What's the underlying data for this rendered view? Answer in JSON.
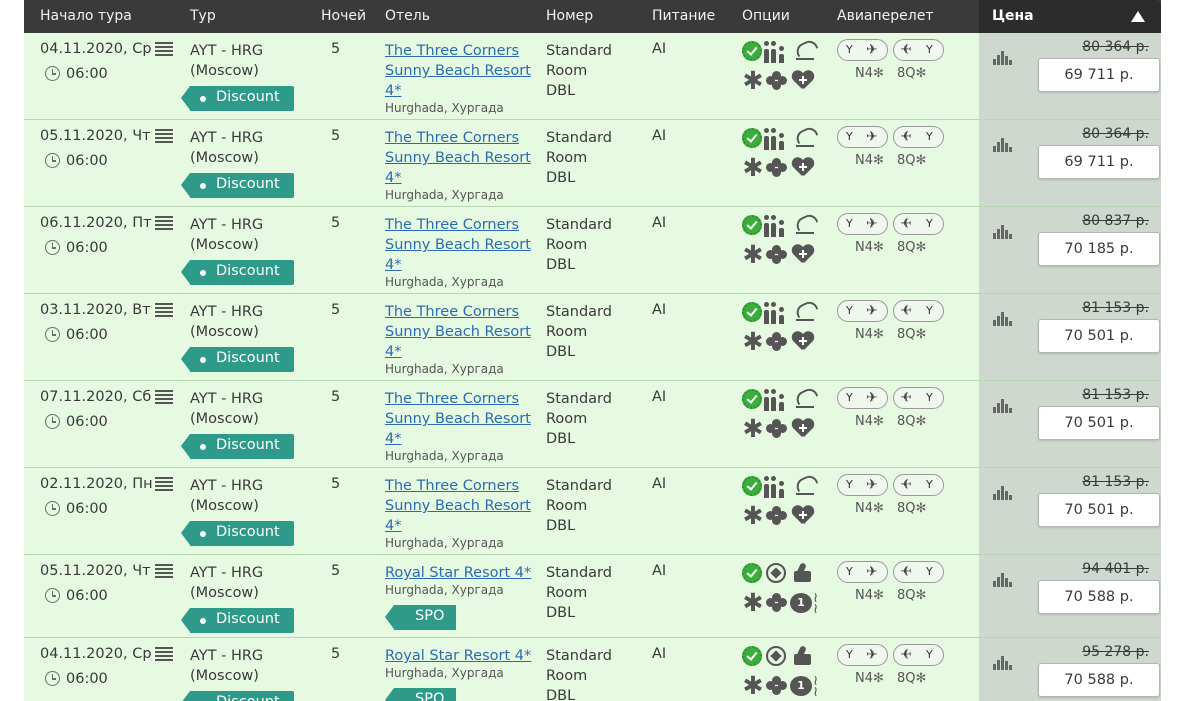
{
  "header": {
    "start": "Начало тура",
    "tour": "Тур",
    "nights": "Ночей",
    "hotel": "Отель",
    "room": "Номер",
    "meal": "Питание",
    "options": "Опции",
    "flight": "Авиаперелет",
    "price": "Цена"
  },
  "rows": [
    {
      "date": "04.11.2020, Ср",
      "time": "06:00",
      "route1": "AYT - HRG",
      "route2": "(Moscow)",
      "tag": "Discount",
      "nights": "5",
      "hotel1": "The Three Corners",
      "hotel2": "Sunny Beach Resort",
      "hotel3": "4*",
      "city": "Hurghada, Хургада",
      "room1": "Standard",
      "room2": "Room",
      "room3": "DBL",
      "meal": "AI",
      "cls_out": "Y",
      "cls_in": "Y",
      "code_out": "N4",
      "code_in": "8Q",
      "old": "80 364 р.",
      "price": "69 711 р."
    },
    {
      "date": "05.11.2020, Чт",
      "time": "06:00",
      "route1": "AYT - HRG",
      "route2": "(Moscow)",
      "tag": "Discount",
      "nights": "5",
      "hotel1": "The Three Corners",
      "hotel2": "Sunny Beach Resort",
      "hotel3": "4*",
      "city": "Hurghada, Хургада",
      "room1": "Standard",
      "room2": "Room",
      "room3": "DBL",
      "meal": "AI",
      "cls_out": "Y",
      "cls_in": "Y",
      "code_out": "N4",
      "code_in": "8Q",
      "old": "80 364 р.",
      "price": "69 711 р."
    },
    {
      "date": "06.11.2020, Пт",
      "time": "06:00",
      "route1": "AYT - HRG",
      "route2": "(Moscow)",
      "tag": "Discount",
      "nights": "5",
      "hotel1": "The Three Corners",
      "hotel2": "Sunny Beach Resort",
      "hotel3": "4*",
      "city": "Hurghada, Хургада",
      "room1": "Standard",
      "room2": "Room",
      "room3": "DBL",
      "meal": "AI",
      "cls_out": "Y",
      "cls_in": "Y",
      "code_out": "N4",
      "code_in": "8Q",
      "old": "80 837 р.",
      "price": "70 185 р."
    },
    {
      "date": "03.11.2020, Вт",
      "time": "06:00",
      "route1": "AYT - HRG",
      "route2": "(Moscow)",
      "tag": "Discount",
      "nights": "5",
      "hotel1": "The Three Corners",
      "hotel2": "Sunny Beach Resort",
      "hotel3": "4*",
      "city": "Hurghada, Хургада",
      "room1": "Standard",
      "room2": "Room",
      "room3": "DBL",
      "meal": "AI",
      "cls_out": "Y",
      "cls_in": "Y",
      "code_out": "N4",
      "code_in": "8Q",
      "old": "81 153 р.",
      "price": "70 501 р."
    },
    {
      "date": "07.11.2020, Сб",
      "time": "06:00",
      "route1": "AYT - HRG",
      "route2": "(Moscow)",
      "tag": "Discount",
      "nights": "5",
      "hotel1": "The Three Corners",
      "hotel2": "Sunny Beach Resort",
      "hotel3": "4*",
      "city": "Hurghada, Хургада",
      "room1": "Standard",
      "room2": "Room",
      "room3": "DBL",
      "meal": "AI",
      "cls_out": "Y",
      "cls_in": "Y",
      "code_out": "N4",
      "code_in": "8Q",
      "old": "81 153 р.",
      "price": "70 501 р."
    },
    {
      "date": "02.11.2020, Пн",
      "time": "06:00",
      "route1": "AYT - HRG",
      "route2": "(Moscow)",
      "tag": "Discount",
      "nights": "5",
      "hotel1": "The Three Corners",
      "hotel2": "Sunny Beach Resort",
      "hotel3": "4*",
      "city": "Hurghada, Хургада",
      "room1": "Standard",
      "room2": "Room",
      "room3": "DBL",
      "meal": "AI",
      "cls_out": "Y",
      "cls_in": "Y",
      "code_out": "N4",
      "code_in": "8Q",
      "old": "81 153 р.",
      "price": "70 501 р."
    },
    {
      "date": "05.11.2020, Чт",
      "time": "06:00",
      "route1": "AYT - HRG",
      "route2": "(Moscow)",
      "tag": "Discount",
      "spo": "SPO",
      "nights": "5",
      "hotel1": "Royal Star Resort 4*",
      "city": "Hurghada, Хургада",
      "room1": "Standard",
      "room2": "Room",
      "room3": "DBL",
      "meal": "AI",
      "cls_out": "Y",
      "cls_in": "Y",
      "code_out": "N4",
      "code_in": "8Q",
      "old": "94 401 р.",
      "price": "70 588 р."
    },
    {
      "date": "04.11.2020, Ср",
      "time": "06:00",
      "route1": "AYT - HRG",
      "route2": "(Moscow)",
      "tag": "Discount",
      "spo": "SPO",
      "nights": "5",
      "hotel1": "Royal Star Resort 4*",
      "city": "Hurghada, Хургада",
      "room1": "Standard",
      "room2": "Room",
      "room3": "DBL",
      "meal": "AI",
      "cls_out": "Y",
      "cls_in": "Y",
      "code_out": "N4",
      "code_in": "8Q",
      "old": "95 278 р.",
      "price": "70 588 р."
    }
  ],
  "option_icons_a": [
    "check-badge-icon",
    "family-icon",
    "beach-umbrella-icon",
    "flower-icon",
    "cluster-icon",
    "heart-plus-icon"
  ],
  "option_icons_b": [
    "check-badge-icon",
    "football-icon",
    "thumbs-up-icon",
    "flower-icon",
    "cluster-icon",
    "one-badge-icon",
    "waves-icon"
  ],
  "colors": {
    "header_bg": "#3a3a3a",
    "row_bg": "#e6fae2",
    "price_col": "#cfd8cf",
    "tag": "#2e9a8a",
    "link": "#2b6cb0",
    "check": "#3cae3c"
  }
}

*-*-*

*TASK REQUIREMENTS:*
Retype all entries exactly as they appear, dropping the images.

*THE OUTPUT:*
What's the underlying data for this rendered view? Answer in JSON.
{
  "header": {
    "start": "Начало тура",
    "tour": "Тур",
    "nights": "Ночей",
    "hotel": "Отель",
    "room": "Номер",
    "meal": "Питание",
    "options": "Опции",
    "flight": "Авиаперелет",
    "price": "Цена"
  },
  "rows": [
    {
      "date": "04.11.2020, Ср",
      "time": "06:00",
      "route1": "AYT - HRG",
      "route2": "(Moscow)",
      "tag": "Discount",
      "nights": "5",
      "hotel1": "The Three Corners",
      "hotel2": "Sunny Beach Resort",
      "hotel3": "4*",
      "city": "Hurghada, Хургада",
      "room1": "Standard",
      "room2": "Room",
      "room3": "DBL",
      "meal": "AI",
      "cls_out": "Y",
      "cls_in": "Y",
      "code_out": "N4",
      "code_in": "8Q",
      "old": "80 364 р.",
      "price": "69 711 р."
    },
    {
      "date": "05.11.2020, Чт",
      "time": "06:00",
      "route1": "AYT - HRG",
      "route2": "(Moscow)",
      "tag": "Discount",
      "nights": "5",
      "hotel1": "The Three Corners",
      "hotel2": "Sunny Beach Resort",
      "hotel3": "4*",
      "city": "Hurghada, Хургада",
      "room1": "Standard",
      "room2": "Room",
      "room3": "DBL",
      "meal": "AI",
      "cls_out": "Y",
      "cls_in": "Y",
      "code_out": "N4",
      "code_in": "8Q",
      "old": "80 364 р.",
      "price": "69 711 р."
    },
    {
      "date": "06.11.2020, Пт",
      "time": "06:00",
      "route1": "AYT - HRG",
      "route2": "(Moscow)",
      "tag": "Discount",
      "nights": "5",
      "hotel1": "The Three Corners",
      "hotel2": "Sunny Beach Resort",
      "hotel3": "4*",
      "city": "Hurghada, Хургада",
      "room1": "Standard",
      "room2": "Room",
      "room3": "DBL",
      "meal": "AI",
      "cls_out": "Y",
      "cls_in": "Y",
      "code_out": "N4",
      "code_in": "8Q",
      "old": "80 837 р.",
      "price": "70 185 р."
    },
    {
      "date": "03.11.2020, Вт",
      "time": "06:00",
      "route1": "AYT - HRG",
      "route2": "(Moscow)",
      "tag": "Discount",
      "nights": "5",
      "hotel1": "The Three Corners",
      "hotel2": "Sunny Beach Resort",
      "hotel3": "4*",
      "city": "Hurghada, Хургада",
      "room1": "Standard",
      "room2": "Room",
      "room3": "DBL",
      "meal": "AI",
      "cls_out": "Y",
      "cls_in": "Y",
      "code_out": "N4",
      "code_in": "8Q",
      "old": "81 153 р.",
      "price": "70 501 р."
    },
    {
      "date": "07.11.2020, Сб",
      "time": "06:00",
      "route1": "AYT - HRG",
      "route2": "(Moscow)",
      "tag": "Discount",
      "nights": "5",
      "hotel1": "The Three Corners",
      "hotel2": "Sunny Beach Resort",
      "hotel3": "4*",
      "city": "Hurghada, Хургада",
      "room1": "Standard",
      "room2": "Room",
      "room3": "DBL",
      "meal": "AI",
      "cls_out": "Y",
      "cls_in": "Y",
      "code_out": "N4",
      "code_in": "8Q",
      "old": "81 153 р.",
      "price": "70 501 р."
    },
    {
      "date": "02.11.2020, Пн",
      "time": "06:00",
      "route1": "AYT - HRG",
      "route2": "(Moscow)",
      "tag": "Discount",
      "nights": "5",
      "hotel1": "The Three Corners",
      "hotel2": "Sunny Beach Resort",
      "hotel3": "4*",
      "city": "Hurghada, Хургада",
      "room1": "Standard",
      "room2": "Room",
      "room3": "DBL",
      "meal": "AI",
      "cls_out": "Y",
      "cls_in": "Y",
      "code_out": "N4",
      "code_in": "8Q",
      "old": "81 153 р.",
      "price": "70 501 р."
    },
    {
      "date": "05.11.2020, Чт",
      "time": "06:00",
      "route1": "AYT - HRG",
      "route2": "(Moscow)",
      "tag": "Discount",
      "spo": "SPO",
      "nights": "5",
      "hotel1": "Royal Star Resort 4*",
      "city": "Hurghada, Хургада",
      "room1": "Standard",
      "room2": "Room",
      "room3": "DBL",
      "meal": "AI",
      "cls_out": "Y",
      "cls_in": "Y",
      "code_out": "N4",
      "code_in": "8Q",
      "old": "94 401 р.",
      "price": "70 588 р."
    },
    {
      "date": "04.11.2020, Ср",
      "time": "06:00",
      "route1": "AYT - HRG",
      "route2": "(Moscow)",
      "tag": "Discount",
      "spo": "SPO",
      "nights": "5",
      "hotel1": "Royal Star Resort 4*",
      "city": "Hurghada, Хургада",
      "room1": "Standard",
      "room2": "Room",
      "room3": "DBL",
      "meal": "AI",
      "cls_out": "Y",
      "cls_in": "Y",
      "code_out": "N4",
      "code_in": "8Q",
      "old": "95 278 р.",
      "price": "70 588 р."
    }
  ],
  "option_icons_a": [
    "check-badge-icon",
    "family-icon",
    "beach-umbrella-icon",
    "flower-icon",
    "cluster-icon",
    "heart-plus-icon"
  ],
  "option_icons_b": [
    "check-badge-icon",
    "football-icon",
    "thumbs-up-icon",
    "flower-icon",
    "cluster-icon",
    "one-badge-icon",
    "waves-icon"
  ],
  "colors": {
    "header_bg": "#3a3a3a",
    "row_bg": "#e6fae2",
    "price_col": "#cfd8cf",
    "tag": "#2e9a8a",
    "link": "#2b6cb0",
    "check": "#3cae3c"
  }
}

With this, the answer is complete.